## REQUIREMENTS
Go to the line containing "Read all visible content and emit it as JSON." below; retype it and all following lines exactly, and leave out the pictures.

## DATA ENTRIES
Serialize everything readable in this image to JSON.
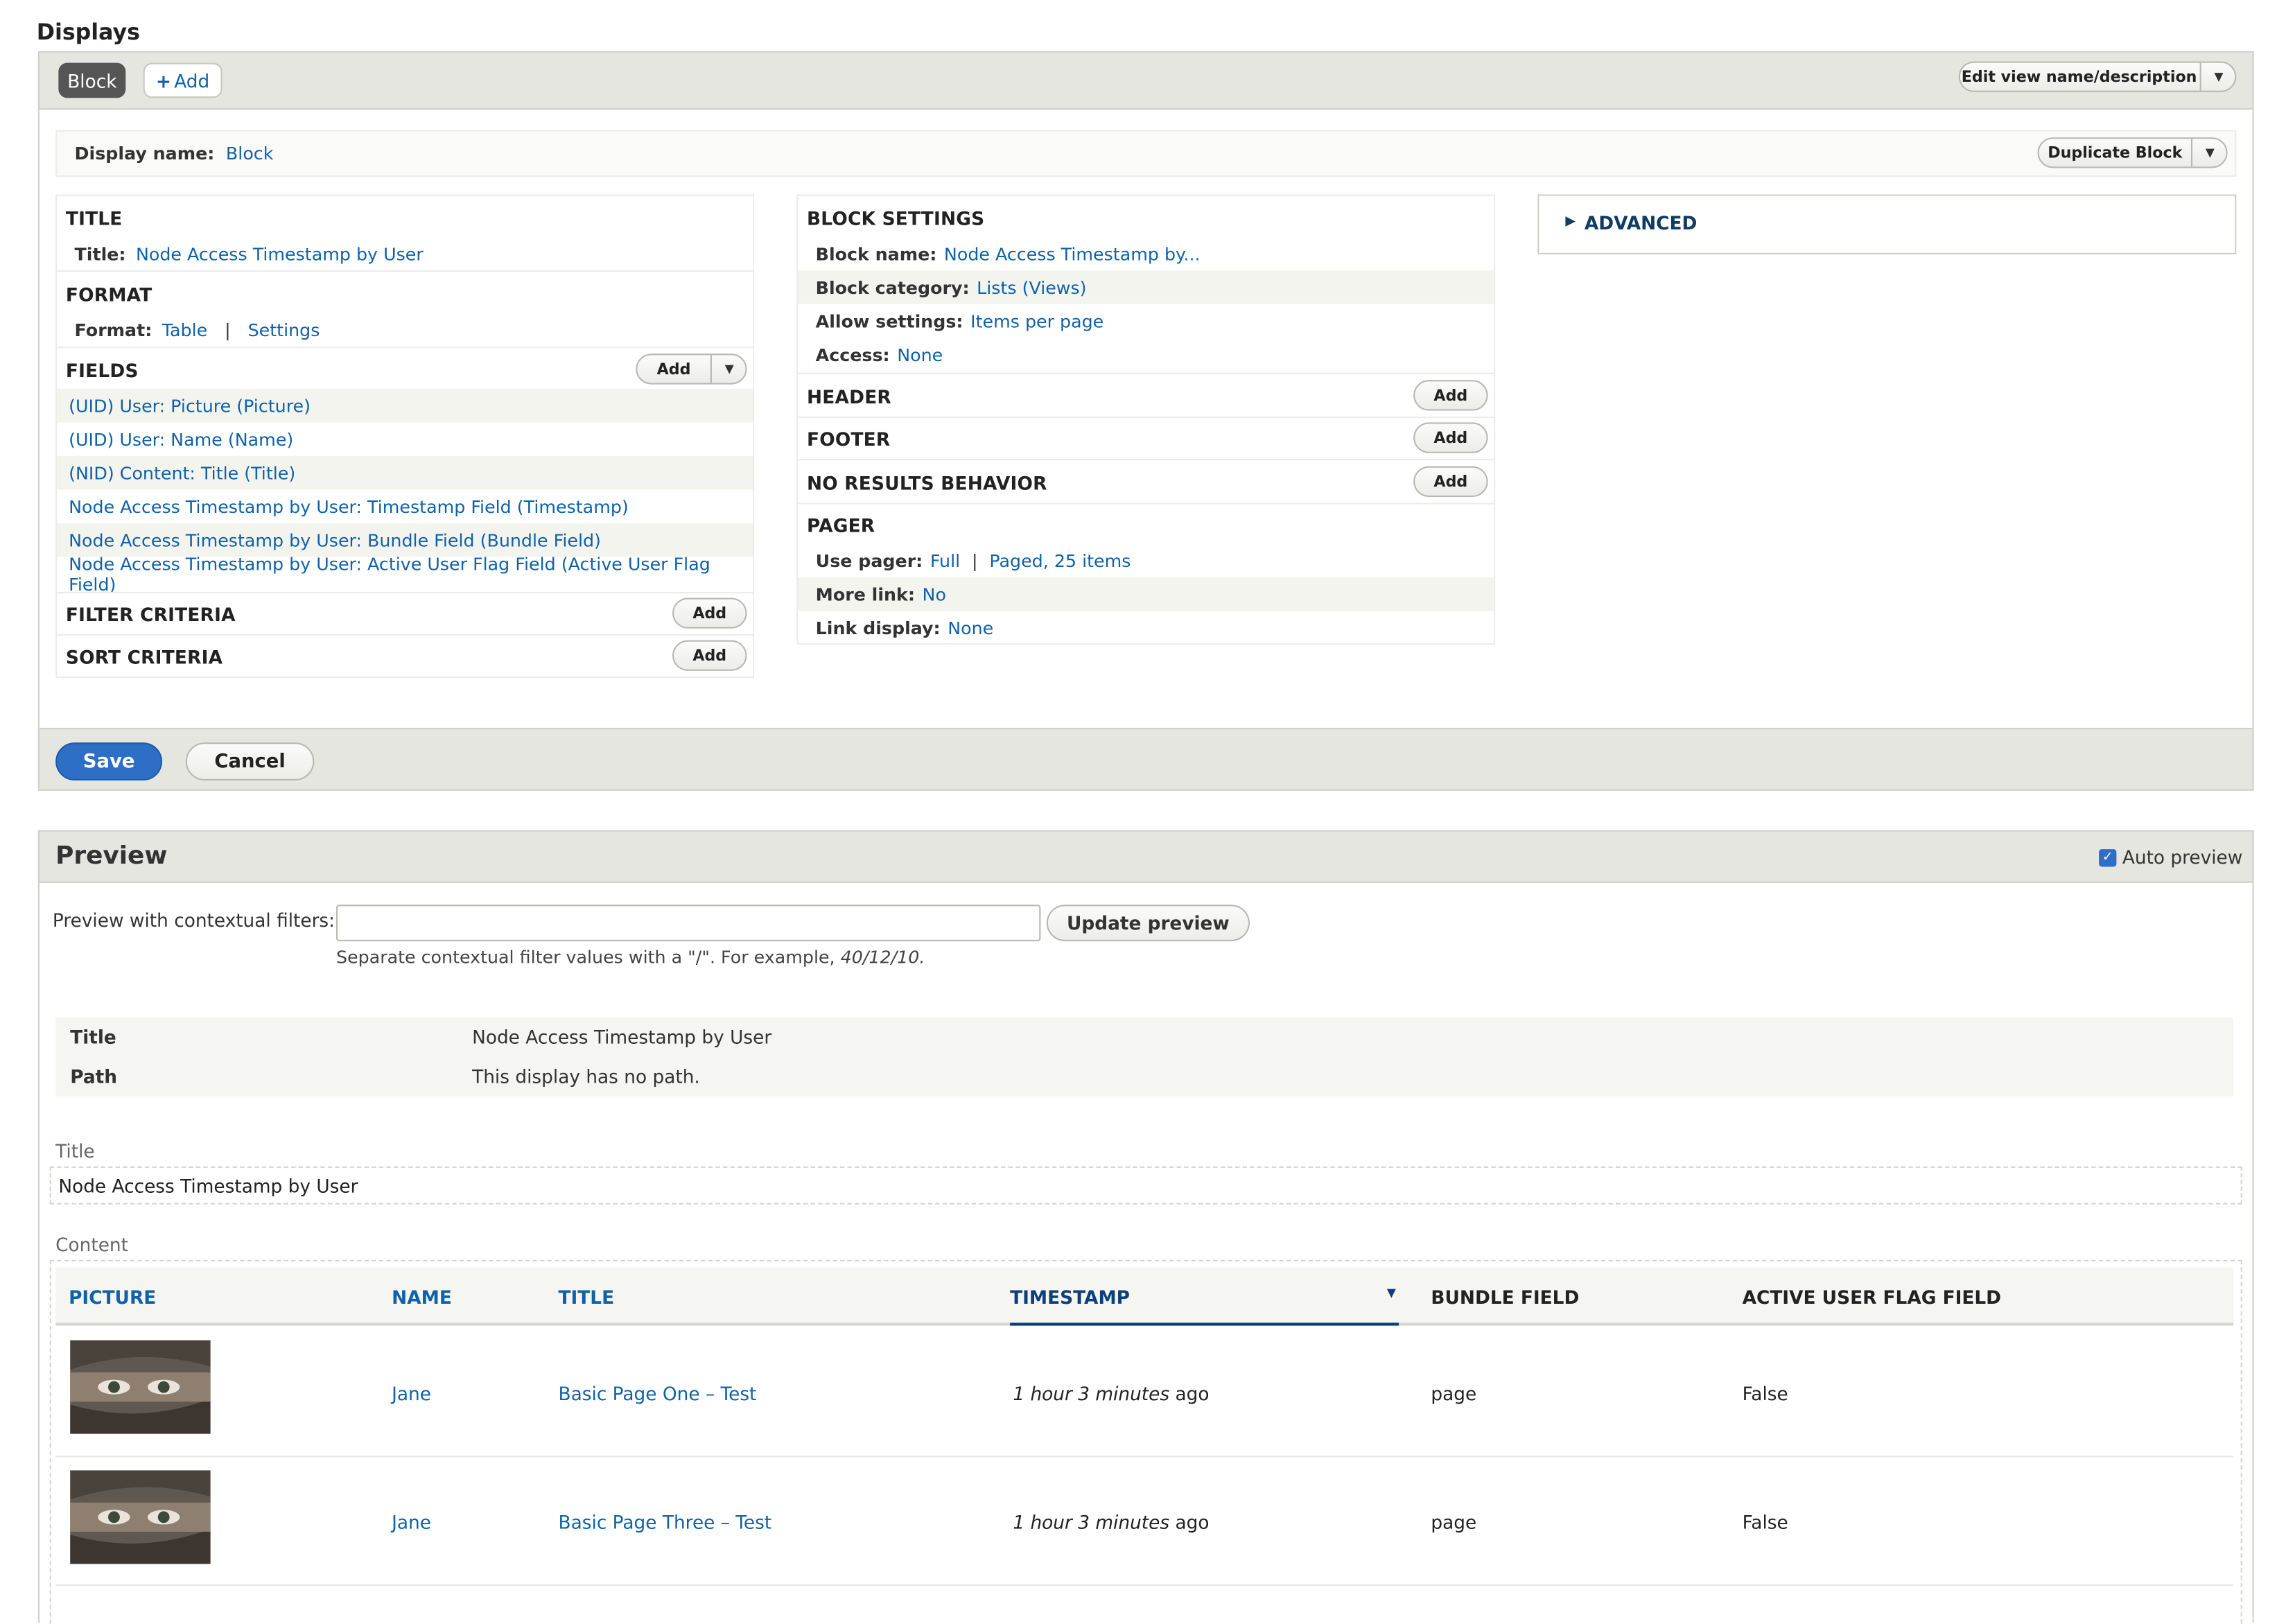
{
  "displays": {
    "heading": "Displays",
    "tab_block": "Block",
    "add_label": "Add",
    "edit_view_label": "Edit view name/description",
    "display_name_label": "Display name:",
    "display_name_value": "Block",
    "duplicate_label": "Duplicate Block"
  },
  "col1": {
    "title_section": "TITLE",
    "title_label": "Title:",
    "title_value": "Node Access Timestamp by User",
    "format_section": "FORMAT",
    "format_label": "Format:",
    "format_value": "Table",
    "format_sep": "|",
    "format_settings": "Settings",
    "fields_section": "FIELDS",
    "fields_add": "Add",
    "fields": [
      "(UID) User: Picture (Picture)",
      "(UID) User: Name (Name)",
      "(NID) Content: Title (Title)",
      "Node Access Timestamp by User: Timestamp Field (Timestamp)",
      "Node Access Timestamp by User: Bundle Field (Bundle Field)",
      "Node Access Timestamp by User: Active User Flag Field (Active User Flag Field)"
    ],
    "filter_section": "FILTER CRITERIA",
    "filter_add": "Add",
    "sort_section": "SORT CRITERIA",
    "sort_add": "Add"
  },
  "col2": {
    "block_settings_section": "BLOCK SETTINGS",
    "block_name_label": "Block name:",
    "block_name_value": "Node Access Timestamp by...",
    "block_category_label": "Block category:",
    "block_category_value": "Lists (Views)",
    "allow_settings_label": "Allow settings:",
    "allow_settings_value": "Items per page",
    "access_label": "Access:",
    "access_value": "None",
    "header_section": "HEADER",
    "header_add": "Add",
    "footer_section": "FOOTER",
    "footer_add": "Add",
    "no_results_section": "NO RESULTS BEHAVIOR",
    "no_results_add": "Add",
    "pager_section": "PAGER",
    "use_pager_label": "Use pager:",
    "use_pager_value": "Full",
    "pager_sep": "|",
    "pager_items": "Paged, 25 items",
    "more_link_label": "More link:",
    "more_link_value": "No",
    "link_display_label": "Link display:",
    "link_display_value": "None"
  },
  "col3": {
    "advanced_label": "ADVANCED",
    "advanced_icon": "triangle-right-icon"
  },
  "actions": {
    "save_label": "Save",
    "cancel_label": "Cancel"
  },
  "preview": {
    "heading": "Preview",
    "auto_preview_label": "Auto preview",
    "auto_preview_checked": true,
    "contextual_label": "Preview with contextual filters:",
    "contextual_value": "",
    "update_label": "Update preview",
    "help_text": "Separate contextual filter values with a \"/\". For example, ",
    "help_example": "40/12/10.",
    "info_rows": [
      {
        "label": "Title",
        "value": "Node Access Timestamp by User"
      },
      {
        "label": "Path",
        "value": "This display has no path."
      }
    ],
    "title_caption": "Title",
    "title_value": "Node Access Timestamp by User",
    "content_caption": "Content",
    "columns": [
      "PICTURE",
      "NAME",
      "TITLE",
      "TIMESTAMP",
      "BUNDLE FIELD",
      "ACTIVE USER FLAG FIELD"
    ],
    "sort_icon": "caret-down-icon",
    "rows": [
      {
        "name": "Jane",
        "title": "Basic Page One – Test",
        "timestamp_em": "1 hour 3 minutes",
        "timestamp_suffix": " ago",
        "bundle": "page",
        "flag": "False"
      },
      {
        "name": "Jane",
        "title": "Basic Page Three – Test",
        "timestamp_em": "1 hour 3 minutes",
        "timestamp_suffix": " ago",
        "bundle": "page",
        "flag": "False"
      }
    ]
  },
  "colors": {
    "link": "#0f62a8",
    "primary_button": "#2d6ec6",
    "tab_active": "#555555",
    "bar_bg": "#e6e6e1"
  }
}
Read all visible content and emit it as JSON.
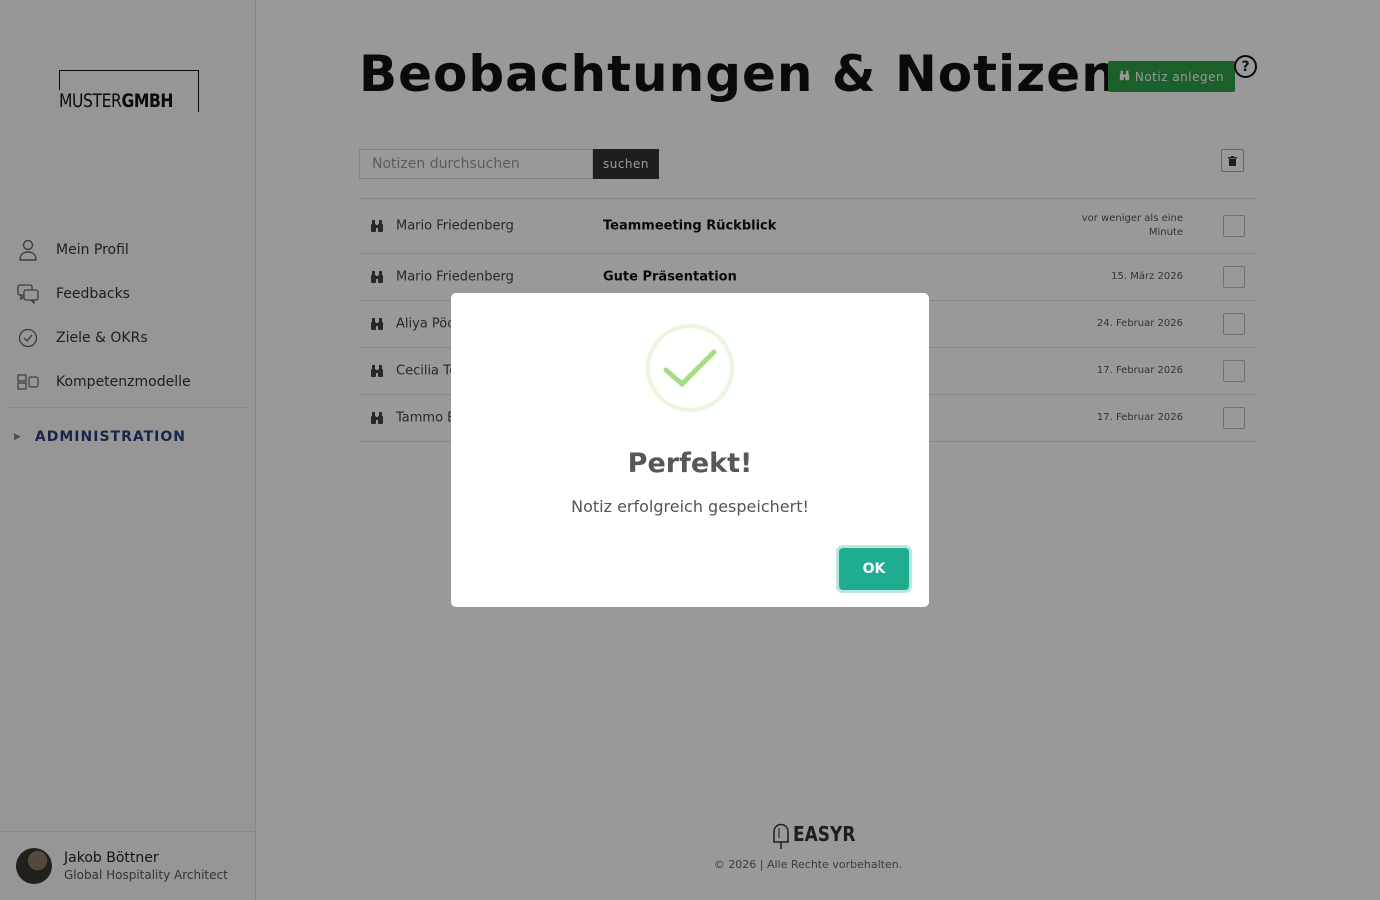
{
  "sidebar": {
    "logo": {
      "light": "MUSTER",
      "bold": "GMBH"
    },
    "items": [
      {
        "label": "Mein Profil",
        "icon": "user-icon"
      },
      {
        "label": "Feedbacks",
        "icon": "chat-icon"
      },
      {
        "label": "Ziele & OKRs",
        "icon": "check-circle-icon"
      },
      {
        "label": "Kompetenzmodelle",
        "icon": "model-icon"
      }
    ],
    "admin_label": "ADMINISTRATION",
    "user": {
      "name": "Jakob Böttner",
      "role": "Global Hospitality Architect"
    }
  },
  "main": {
    "title": "Beobachtungen & Notizen",
    "new_button": "Notiz anlegen",
    "help": "?",
    "search": {
      "placeholder": "Notizen durchsuchen",
      "value": "",
      "button": "suchen"
    },
    "rows": [
      {
        "author": "Mario Friedenberg",
        "title": "Teammeeting Rückblick",
        "date": "vor weniger als eine Minute"
      },
      {
        "author": "Mario Friedenberg",
        "title": "Gute Präsentation",
        "date": "15. März 2026"
      },
      {
        "author": "Aliya Pöch",
        "title": "",
        "date": "24. Februar 2026"
      },
      {
        "author": "Cecilia Tö",
        "title": "",
        "date": "17. Februar 2026"
      },
      {
        "author": "Tammo E",
        "title": "",
        "date": "17. Februar 2026"
      }
    ]
  },
  "footer": {
    "brand": "EASYR",
    "copyright": "© 2026 | Alle Rechte vorbehalten."
  },
  "modal": {
    "title": "Perfekt!",
    "text": "Notiz erfolgreich gespeichert!",
    "ok": "OK"
  },
  "colors": {
    "accent_green": "#2e9e46",
    "ok_teal": "#1fad92",
    "admin_blue": "#2a3f7a",
    "success_check": "#a5dc86"
  }
}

## EXPECTED OUTPUT
Read all visible content and emit it as JSON.
{
  "sidebar": {
    "logo": {
      "light": "MUSTER",
      "bold": "GMBH"
    },
    "items": [
      {
        "label": "Mein Profil",
        "icon": "user-icon"
      },
      {
        "label": "Feedbacks",
        "icon": "chat-icon"
      },
      {
        "label": "Ziele & OKRs",
        "icon": "check-circle-icon"
      },
      {
        "label": "Kompetenzmodelle",
        "icon": "model-icon"
      }
    ],
    "admin_label": "ADMINISTRATION",
    "user": {
      "name": "Jakob Böttner",
      "role": "Global Hospitality Architect"
    }
  },
  "main": {
    "title": "Beobachtungen & Notizen",
    "new_button": "Notiz anlegen",
    "help": "?",
    "search": {
      "placeholder": "Notizen durchsuchen",
      "value": "",
      "button": "suchen"
    },
    "rows": [
      {
        "author": "Mario Friedenberg",
        "title": "Teammeeting Rückblick",
        "date": "vor weniger als eine Minute"
      },
      {
        "author": "Mario Friedenberg",
        "title": "Gute Präsentation",
        "date": "15. März 2026"
      },
      {
        "author": "Aliya Pöch",
        "title": "",
        "date": "24. Februar 2026"
      },
      {
        "author": "Cecilia Tö",
        "title": "",
        "date": "17. Februar 2026"
      },
      {
        "author": "Tammo E",
        "title": "",
        "date": "17. Februar 2026"
      }
    ]
  },
  "footer": {
    "brand": "EASYR",
    "copyright": "© 2026 | Alle Rechte vorbehalten."
  },
  "modal": {
    "title": "Perfekt!",
    "text": "Notiz erfolgreich gespeichert!",
    "ok": "OK"
  },
  "colors": {
    "accent_green": "#2e9e46",
    "ok_teal": "#1fad92",
    "admin_blue": "#2a3f7a",
    "success_check": "#a5dc86"
  }
}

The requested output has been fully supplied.